What you will do:
Output each entry exactly; skip nothing.

[Start of Data listing]

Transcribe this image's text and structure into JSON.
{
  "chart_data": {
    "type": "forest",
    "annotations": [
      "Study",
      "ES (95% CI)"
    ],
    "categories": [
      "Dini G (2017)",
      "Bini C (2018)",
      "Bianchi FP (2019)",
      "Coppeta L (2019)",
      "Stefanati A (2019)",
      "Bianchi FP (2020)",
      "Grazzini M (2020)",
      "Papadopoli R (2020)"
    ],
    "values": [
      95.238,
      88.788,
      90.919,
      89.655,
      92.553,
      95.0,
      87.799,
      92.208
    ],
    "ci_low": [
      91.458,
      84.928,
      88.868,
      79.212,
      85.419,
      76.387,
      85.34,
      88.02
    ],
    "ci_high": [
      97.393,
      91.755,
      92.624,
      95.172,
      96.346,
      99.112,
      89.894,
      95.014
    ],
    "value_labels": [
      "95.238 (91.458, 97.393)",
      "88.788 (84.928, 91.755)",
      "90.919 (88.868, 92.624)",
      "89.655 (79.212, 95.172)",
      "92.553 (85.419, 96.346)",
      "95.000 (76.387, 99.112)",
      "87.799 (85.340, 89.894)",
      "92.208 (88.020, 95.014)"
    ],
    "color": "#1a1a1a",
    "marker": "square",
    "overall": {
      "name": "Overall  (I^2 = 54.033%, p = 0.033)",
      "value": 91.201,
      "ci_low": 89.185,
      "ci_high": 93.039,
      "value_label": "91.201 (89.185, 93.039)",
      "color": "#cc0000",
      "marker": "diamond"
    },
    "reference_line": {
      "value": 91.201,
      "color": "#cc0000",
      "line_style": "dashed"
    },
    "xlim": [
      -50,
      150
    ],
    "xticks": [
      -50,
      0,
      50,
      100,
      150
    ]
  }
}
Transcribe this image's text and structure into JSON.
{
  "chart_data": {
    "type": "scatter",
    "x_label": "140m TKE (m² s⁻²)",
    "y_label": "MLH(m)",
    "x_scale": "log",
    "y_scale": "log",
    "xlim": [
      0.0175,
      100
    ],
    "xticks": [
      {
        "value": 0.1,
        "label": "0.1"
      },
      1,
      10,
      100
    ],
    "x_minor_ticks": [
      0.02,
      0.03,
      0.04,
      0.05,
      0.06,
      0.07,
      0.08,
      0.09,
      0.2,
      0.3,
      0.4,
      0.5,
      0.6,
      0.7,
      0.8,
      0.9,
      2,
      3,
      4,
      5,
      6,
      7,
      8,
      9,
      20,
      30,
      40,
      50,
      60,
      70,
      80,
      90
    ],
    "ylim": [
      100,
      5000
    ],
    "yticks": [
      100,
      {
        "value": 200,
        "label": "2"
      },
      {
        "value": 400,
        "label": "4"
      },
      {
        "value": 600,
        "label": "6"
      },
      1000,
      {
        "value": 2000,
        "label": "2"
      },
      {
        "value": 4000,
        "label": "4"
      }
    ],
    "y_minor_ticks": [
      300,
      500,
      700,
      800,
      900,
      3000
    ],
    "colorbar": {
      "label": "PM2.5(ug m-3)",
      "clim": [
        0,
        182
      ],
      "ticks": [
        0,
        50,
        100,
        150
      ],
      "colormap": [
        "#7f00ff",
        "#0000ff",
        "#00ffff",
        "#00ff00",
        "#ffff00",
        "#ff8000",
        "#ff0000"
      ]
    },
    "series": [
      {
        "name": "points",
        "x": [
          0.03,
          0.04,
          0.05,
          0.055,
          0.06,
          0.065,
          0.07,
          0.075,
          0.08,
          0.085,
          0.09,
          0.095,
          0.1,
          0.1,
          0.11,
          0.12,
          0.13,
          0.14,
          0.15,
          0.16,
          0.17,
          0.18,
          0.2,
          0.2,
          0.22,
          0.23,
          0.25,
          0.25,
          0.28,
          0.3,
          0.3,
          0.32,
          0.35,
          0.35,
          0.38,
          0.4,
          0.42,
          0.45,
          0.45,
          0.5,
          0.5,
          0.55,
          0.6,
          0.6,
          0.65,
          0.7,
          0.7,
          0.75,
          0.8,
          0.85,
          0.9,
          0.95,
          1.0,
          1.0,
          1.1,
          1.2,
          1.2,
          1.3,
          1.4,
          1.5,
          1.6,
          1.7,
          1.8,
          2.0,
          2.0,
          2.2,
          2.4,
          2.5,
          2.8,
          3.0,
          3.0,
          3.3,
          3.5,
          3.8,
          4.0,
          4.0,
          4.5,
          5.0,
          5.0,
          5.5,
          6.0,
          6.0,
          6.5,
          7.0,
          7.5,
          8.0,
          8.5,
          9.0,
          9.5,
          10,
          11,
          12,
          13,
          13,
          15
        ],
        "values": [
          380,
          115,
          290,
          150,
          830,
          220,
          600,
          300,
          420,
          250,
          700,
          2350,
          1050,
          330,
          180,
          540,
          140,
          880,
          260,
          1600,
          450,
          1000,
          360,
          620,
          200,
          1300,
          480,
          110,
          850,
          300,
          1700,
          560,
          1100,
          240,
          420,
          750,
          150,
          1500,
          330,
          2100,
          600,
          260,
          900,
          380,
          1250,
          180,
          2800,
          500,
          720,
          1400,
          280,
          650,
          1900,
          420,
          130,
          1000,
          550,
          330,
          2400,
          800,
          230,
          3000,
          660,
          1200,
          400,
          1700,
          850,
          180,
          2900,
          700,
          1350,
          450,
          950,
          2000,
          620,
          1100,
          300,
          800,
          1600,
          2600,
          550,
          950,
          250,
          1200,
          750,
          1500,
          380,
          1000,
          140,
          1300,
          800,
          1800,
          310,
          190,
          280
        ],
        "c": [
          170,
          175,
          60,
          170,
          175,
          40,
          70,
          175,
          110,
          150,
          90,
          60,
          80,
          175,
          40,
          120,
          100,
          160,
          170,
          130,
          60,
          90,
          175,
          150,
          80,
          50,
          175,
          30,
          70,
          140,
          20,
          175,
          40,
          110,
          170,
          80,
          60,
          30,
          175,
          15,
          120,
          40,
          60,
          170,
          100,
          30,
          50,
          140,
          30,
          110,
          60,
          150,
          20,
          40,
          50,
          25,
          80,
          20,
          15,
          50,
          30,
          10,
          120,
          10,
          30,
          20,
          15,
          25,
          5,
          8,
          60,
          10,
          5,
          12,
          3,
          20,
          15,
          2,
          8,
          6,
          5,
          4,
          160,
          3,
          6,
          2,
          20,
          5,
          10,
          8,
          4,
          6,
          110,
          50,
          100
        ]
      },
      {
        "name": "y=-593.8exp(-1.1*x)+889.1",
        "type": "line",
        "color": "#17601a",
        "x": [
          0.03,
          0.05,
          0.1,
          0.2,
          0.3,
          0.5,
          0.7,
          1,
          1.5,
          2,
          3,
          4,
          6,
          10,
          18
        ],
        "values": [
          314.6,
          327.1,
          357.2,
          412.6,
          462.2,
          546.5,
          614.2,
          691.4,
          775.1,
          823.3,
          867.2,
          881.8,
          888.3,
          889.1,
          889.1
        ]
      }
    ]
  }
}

[End of Data listing]

Solution to the exercise:
Transcribe this image's text and structure into JSON.
{
  "chart_data": {
    "type": "forest",
    "annotations": [
      "Study",
      "ES (95% CI)"
    ],
    "categories": [
      "Dini G (2017)",
      "Bini C (2018)",
      "Bianchi FP (2019)",
      "Coppeta L (2019)",
      "Stefanati A (2019)",
      "Bianchi FP (2020)",
      "Grazzini M (2020)",
      "Papadopoli R (2020)"
    ],
    "values": [
      95.238,
      88.788,
      90.919,
      89.655,
      92.553,
      95.0,
      87.799,
      92.208
    ],
    "ci_low": [
      91.458,
      84.928,
      88.868,
      79.212,
      85.419,
      76.387,
      85.34,
      88.02
    ],
    "ci_high": [
      97.393,
      91.755,
      92.624,
      95.172,
      96.346,
      99.112,
      89.894,
      95.014
    ],
    "value_labels": [
      "95.238 (91.458, 97.393)",
      "88.788 (84.928, 91.755)",
      "90.919 (88.868, 92.624)",
      "89.655 (79.212, 95.172)",
      "92.553 (85.419, 96.346)",
      "95.000 (76.387, 99.112)",
      "87.799 (85.340, 89.894)",
      "92.208 (88.020, 95.014)"
    ],
    "color": "#1a1a1a",
    "marker": "square",
    "overall": {
      "name": "Overall  (I^2 = 54.033%, p = 0.033)",
      "value": 91.201,
      "ci_low": 89.185,
      "ci_high": 93.039,
      "value_label": "91.201 (89.185, 93.039)",
      "color": "#cc0000",
      "marker": "diamond"
    },
    "reference_line": {
      "value": 91.201,
      "color": "#cc0000",
      "line_style": "dashed"
    },
    "xlim": [
      -50,
      150
    ],
    "xticks": [
      -50,
      0,
      50,
      100,
      150
    ]
  }
}
Transcribe this image's text and structure into JSON.
{
  "chart_data": {
    "type": "scatter",
    "x_label": "140m TKE (m² s⁻²)",
    "y_label": "MLH(m)",
    "x_scale": "log",
    "y_scale": "log",
    "xlim": [
      0.0175,
      100
    ],
    "xticks": [
      {
        "value": 0.1,
        "label": "0.1"
      },
      1,
      10,
      100
    ],
    "x_minor_ticks": [
      0.02,
      0.03,
      0.04,
      0.05,
      0.06,
      0.07,
      0.08,
      0.09,
      0.2,
      0.3,
      0.4,
      0.5,
      0.6,
      0.7,
      0.8,
      0.9,
      2,
      3,
      4,
      5,
      6,
      7,
      8,
      9,
      20,
      30,
      40,
      50,
      60,
      70,
      80,
      90
    ],
    "ylim": [
      100,
      5000
    ],
    "yticks": [
      100,
      {
        "value": 200,
        "label": "2"
      },
      {
        "value": 400,
        "label": "4"
      },
      {
        "value": 600,
        "label": "6"
      },
      1000,
      {
        "value": 2000,
        "label": "2"
      },
      {
        "value": 4000,
        "label": "4"
      }
    ],
    "y_minor_ticks": [
      300,
      500,
      700,
      800,
      900,
      3000
    ],
    "colorbar": {
      "label": "PM2.5(ug m-3)",
      "clim": [
        0,
        182
      ],
      "ticks": [
        0,
        50,
        100,
        150
      ],
      "colormap": [
        "#7f00ff",
        "#0000ff",
        "#00ffff",
        "#00ff00",
        "#ffff00",
        "#ff8000",
        "#ff0000"
      ]
    },
    "series": [
      {
        "name": "points",
        "x": [
          0.03,
          0.04,
          0.05,
          0.055,
          0.06,
          0.065,
          0.07,
          0.075,
          0.08,
          0.085,
          0.09,
          0.095,
          0.1,
          0.1,
          0.11,
          0.12,
          0.13,
          0.14,
          0.15,
          0.16,
          0.17,
          0.18,
          0.2,
          0.2,
          0.22,
          0.23,
          0.25,
          0.25,
          0.28,
          0.3,
          0.3,
          0.32,
          0.35,
          0.35,
          0.38,
          0.4,
          0.42,
          0.45,
          0.45,
          0.5,
          0.5,
          0.55,
          0.6,
          0.6,
          0.65,
          0.7,
          0.7,
          0.75,
          0.8,
          0.85,
          0.9,
          0.95,
          1.0,
          1.0,
          1.1,
          1.2,
          1.2,
          1.3,
          1.4,
          1.5,
          1.6,
          1.7,
          1.8,
          2.0,
          2.0,
          2.2,
          2.4,
          2.5,
          2.8,
          3.0,
          3.0,
          3.3,
          3.5,
          3.8,
          4.0,
          4.0,
          4.5,
          5.0,
          5.0,
          5.5,
          6.0,
          6.0,
          6.5,
          7.0,
          7.5,
          8.0,
          8.5,
          9.0,
          9.5,
          10,
          11,
          12,
          13,
          13,
          15
        ],
        "values": [
          380,
          115,
          290,
          150,
          830,
          220,
          600,
          300,
          420,
          250,
          700,
          2350,
          1050,
          330,
          180,
          540,
          140,
          880,
          260,
          1600,
          450,
          1000,
          360,
          620,
          200,
          1300,
          480,
          110,
          850,
          300,
          1700,
          560,
          1100,
          240,
          420,
          750,
          150,
          1500,
          330,
          2100,
          600,
          260,
          900,
          380,
          1250,
          180,
          2800,
          500,
          720,
          1400,
          280,
          650,
          1900,
          420,
          130,
          1000,
          550,
          330,
          2400,
          800,
          230,
          3000,
          660,
          1200,
          400,
          1700,
          850,
          180,
          2900,
          700,
          1350,
          450,
          950,
          2000,
          620,
          1100,
          300,
          800,
          1600,
          2600,
          550,
          950,
          250,
          1200,
          750,
          1500,
          380,
          1000,
          140,
          1300,
          800,
          1800,
          310,
          190,
          280
        ],
        "c": [
          170,
          175,
          60,
          170,
          175,
          40,
          70,
          175,
          110,
          150,
          90,
          60,
          80,
          175,
          40,
          120,
          100,
          160,
          170,
          130,
          60,
          90,
          175,
          150,
          80,
          50,
          175,
          30,
          70,
          140,
          20,
          175,
          40,
          110,
          170,
          80,
          60,
          30,
          175,
          15,
          120,
          40,
          60,
          170,
          100,
          30,
          50,
          140,
          30,
          110,
          60,
          150,
          20,
          40,
          50,
          25,
          80,
          20,
          15,
          50,
          30,
          10,
          120,
          10,
          30,
          20,
          15,
          25,
          5,
          8,
          60,
          10,
          5,
          12,
          3,
          20,
          15,
          2,
          8,
          6,
          5,
          4,
          160,
          3,
          6,
          2,
          20,
          5,
          10,
          8,
          4,
          6,
          110,
          50,
          100
        ]
      },
      {
        "name": "y=-593.8exp(-1.1*x)+889.1",
        "type": "line",
        "color": "#17601a",
        "x": [
          0.03,
          0.05,
          0.1,
          0.2,
          0.3,
          0.5,
          0.7,
          1,
          1.5,
          2,
          3,
          4,
          6,
          10,
          18
        ],
        "values": [
          314.6,
          327.1,
          357.2,
          412.6,
          462.2,
          546.5,
          614.2,
          691.4,
          775.1,
          823.3,
          867.2,
          881.8,
          888.3,
          889.1,
          889.1
        ]
      }
    ]
  }
}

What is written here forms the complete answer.